这一时期对食物特性有了进一步的认识,并将其用于疾病的治疗、身体的养护。在东周墓葬中常见有谷物、水果、调味品和药材的发现,在包山二号战国楚墓中有陶罐口部经过密封和包裹处理,其内盛有梅、鲫鱼和碳化植物,碳化植物可见枝叶、筒状花,多切成小段,不排除是加工过的药物组合的可能;该墓竹笥中还发现有大量的栗、枣、柿、梨、菱、莲、荸荠、姜、花椒等水果和调味品[95]。这些食物有着丰富的营养价值,有的还具有一定的药性。人们之所以将其作为重要的随葬品,应是对食物特性有了一定认识,一定程度上意识到其具有调节身体机能、促进健康的功能。东周时期对环境卫生和个人卫生也较为重视。环境卫生方面,居址条件改善,环境清扫用具、熏炉的使用较为普遍。个人饮食卫生中,餐具、盥洗用具及个体清洁用具亦广泛使用。

[提取数据]
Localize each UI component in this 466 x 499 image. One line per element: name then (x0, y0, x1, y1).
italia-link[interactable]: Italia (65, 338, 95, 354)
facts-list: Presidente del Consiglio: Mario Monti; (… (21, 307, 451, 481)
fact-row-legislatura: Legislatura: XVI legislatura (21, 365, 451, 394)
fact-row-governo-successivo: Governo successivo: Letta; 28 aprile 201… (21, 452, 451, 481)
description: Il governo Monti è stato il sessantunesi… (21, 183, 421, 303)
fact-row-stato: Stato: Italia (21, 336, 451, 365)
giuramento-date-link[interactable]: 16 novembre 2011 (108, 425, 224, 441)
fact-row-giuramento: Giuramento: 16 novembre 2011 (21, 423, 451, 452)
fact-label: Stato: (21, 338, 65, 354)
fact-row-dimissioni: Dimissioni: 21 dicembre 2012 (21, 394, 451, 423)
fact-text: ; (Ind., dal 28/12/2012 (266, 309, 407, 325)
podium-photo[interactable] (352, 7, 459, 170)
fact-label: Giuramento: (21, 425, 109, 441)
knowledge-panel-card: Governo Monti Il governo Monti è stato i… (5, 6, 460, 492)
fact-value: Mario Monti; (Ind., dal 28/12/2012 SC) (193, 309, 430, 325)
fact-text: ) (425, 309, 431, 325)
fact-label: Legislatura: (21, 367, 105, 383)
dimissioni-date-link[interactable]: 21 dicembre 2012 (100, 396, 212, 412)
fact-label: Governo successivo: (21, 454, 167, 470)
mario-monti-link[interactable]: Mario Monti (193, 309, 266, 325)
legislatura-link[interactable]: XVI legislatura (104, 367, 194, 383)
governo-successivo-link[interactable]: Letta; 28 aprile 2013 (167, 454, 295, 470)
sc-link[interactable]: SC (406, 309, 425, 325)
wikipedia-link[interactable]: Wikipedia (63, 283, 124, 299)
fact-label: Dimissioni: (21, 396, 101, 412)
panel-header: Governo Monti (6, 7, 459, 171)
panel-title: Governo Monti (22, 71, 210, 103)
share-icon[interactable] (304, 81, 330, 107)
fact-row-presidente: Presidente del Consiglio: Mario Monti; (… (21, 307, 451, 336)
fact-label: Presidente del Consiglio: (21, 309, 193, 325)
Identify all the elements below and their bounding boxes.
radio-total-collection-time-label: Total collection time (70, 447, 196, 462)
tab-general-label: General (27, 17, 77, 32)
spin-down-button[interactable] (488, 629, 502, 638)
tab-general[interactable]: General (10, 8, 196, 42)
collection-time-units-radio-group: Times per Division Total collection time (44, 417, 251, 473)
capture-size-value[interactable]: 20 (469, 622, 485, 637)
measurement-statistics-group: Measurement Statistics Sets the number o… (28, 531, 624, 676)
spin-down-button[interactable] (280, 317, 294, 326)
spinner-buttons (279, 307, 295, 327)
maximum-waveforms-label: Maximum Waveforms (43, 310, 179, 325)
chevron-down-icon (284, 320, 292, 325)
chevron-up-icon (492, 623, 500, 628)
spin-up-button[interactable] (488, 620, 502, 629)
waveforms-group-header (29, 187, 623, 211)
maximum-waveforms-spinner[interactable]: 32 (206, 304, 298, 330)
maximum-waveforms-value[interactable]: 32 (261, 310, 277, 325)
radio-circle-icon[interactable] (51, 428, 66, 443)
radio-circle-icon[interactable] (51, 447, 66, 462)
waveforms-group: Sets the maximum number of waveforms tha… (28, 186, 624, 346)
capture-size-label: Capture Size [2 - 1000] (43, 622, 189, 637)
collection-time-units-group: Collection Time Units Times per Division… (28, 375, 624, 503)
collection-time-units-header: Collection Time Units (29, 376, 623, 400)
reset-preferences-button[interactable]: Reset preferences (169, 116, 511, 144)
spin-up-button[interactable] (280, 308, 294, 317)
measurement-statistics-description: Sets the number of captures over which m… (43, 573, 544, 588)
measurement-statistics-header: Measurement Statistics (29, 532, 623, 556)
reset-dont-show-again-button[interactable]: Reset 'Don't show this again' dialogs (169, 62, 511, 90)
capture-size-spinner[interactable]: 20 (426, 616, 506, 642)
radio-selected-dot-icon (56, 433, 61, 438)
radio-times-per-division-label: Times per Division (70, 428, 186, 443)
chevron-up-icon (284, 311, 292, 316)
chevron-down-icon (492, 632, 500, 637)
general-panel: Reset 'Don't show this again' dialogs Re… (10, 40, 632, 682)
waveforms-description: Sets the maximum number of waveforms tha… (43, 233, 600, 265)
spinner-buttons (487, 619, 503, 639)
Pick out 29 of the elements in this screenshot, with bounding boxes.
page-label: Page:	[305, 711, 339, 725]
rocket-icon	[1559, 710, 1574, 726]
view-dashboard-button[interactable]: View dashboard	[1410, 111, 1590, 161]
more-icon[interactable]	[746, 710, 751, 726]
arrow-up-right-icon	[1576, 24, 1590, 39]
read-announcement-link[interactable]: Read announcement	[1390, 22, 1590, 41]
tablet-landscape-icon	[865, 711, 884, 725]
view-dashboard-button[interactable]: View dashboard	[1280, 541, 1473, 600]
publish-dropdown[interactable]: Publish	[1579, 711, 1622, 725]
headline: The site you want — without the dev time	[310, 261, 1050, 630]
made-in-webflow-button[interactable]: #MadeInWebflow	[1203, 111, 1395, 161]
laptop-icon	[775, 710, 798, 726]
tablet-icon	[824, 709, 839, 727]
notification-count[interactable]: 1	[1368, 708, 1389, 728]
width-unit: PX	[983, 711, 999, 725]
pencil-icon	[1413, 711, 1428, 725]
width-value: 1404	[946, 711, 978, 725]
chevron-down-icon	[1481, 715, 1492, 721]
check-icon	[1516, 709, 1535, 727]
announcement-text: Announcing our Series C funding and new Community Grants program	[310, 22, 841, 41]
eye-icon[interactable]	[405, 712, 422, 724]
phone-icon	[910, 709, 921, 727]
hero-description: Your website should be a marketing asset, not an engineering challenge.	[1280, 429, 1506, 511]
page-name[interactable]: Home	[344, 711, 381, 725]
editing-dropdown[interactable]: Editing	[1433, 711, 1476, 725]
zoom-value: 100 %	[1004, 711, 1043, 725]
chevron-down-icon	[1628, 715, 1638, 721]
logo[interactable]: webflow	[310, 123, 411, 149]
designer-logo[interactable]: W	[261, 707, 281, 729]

[问题描述]
接着前面讲东周时期食物特性与卫生的原文段落往下写，从其最后一句之后续起。

[书面回答]
东周时期人们无论是对运动、饮食,还是卫生方面的养生意识都得到了提高,并且得到普及。较为系统的养生观念已经逐渐形成,涉及到人们日常生活的多个方面,这与养生理论体系的初步建立不无关系。《周易》和《黄帝内经》有很多涉及养生和疾病防治的内容。后者更是可以看作是先秦养生观念和理论的总结与升华,根据当时医学可能到达的水平,将养生由单纯的经验积累阶段上升到了对理论的探索总结,对后世中医养生理论的发展产生了深远影响。如《素问·上古天真论》开篇即高度概括了中医养生学的基本纲领“法于阴阳,和于术数,食饮有节,起居有常,不妄作劳,故能形与神俱,而尽终其天年,度百岁乃去”[96],被后世养生家奉为圭臬。还建立了将养生保健放在首位、以预防为主的正确康养保健观点:“是故圣人不治已病治未病,不治已乱治未乱,此之谓也。夫病已成而后药之,乱已成而后治之,譬犹渴而穿井,斗而铸锥,不亦晚乎?”[97]
这里还需要强调的是,历史的发展是十分复杂的,用某一个标准将历史时代“一刀切”,不符合客观发展规律。前文所述并非是指夏商以来主动养生被人们完全认知并在社会上广泛普及。实际上,由最初的带有自然、无意识的人类身体活动方式发展为人类自觉意识支配下的相对独立的养生行为,在空间上可能存在一定的不同步性,在时间上或存在不均等的变化,而且无意识的养生行为自古以来也不会完全消失。因此,需以动态发展的眼光予以审视。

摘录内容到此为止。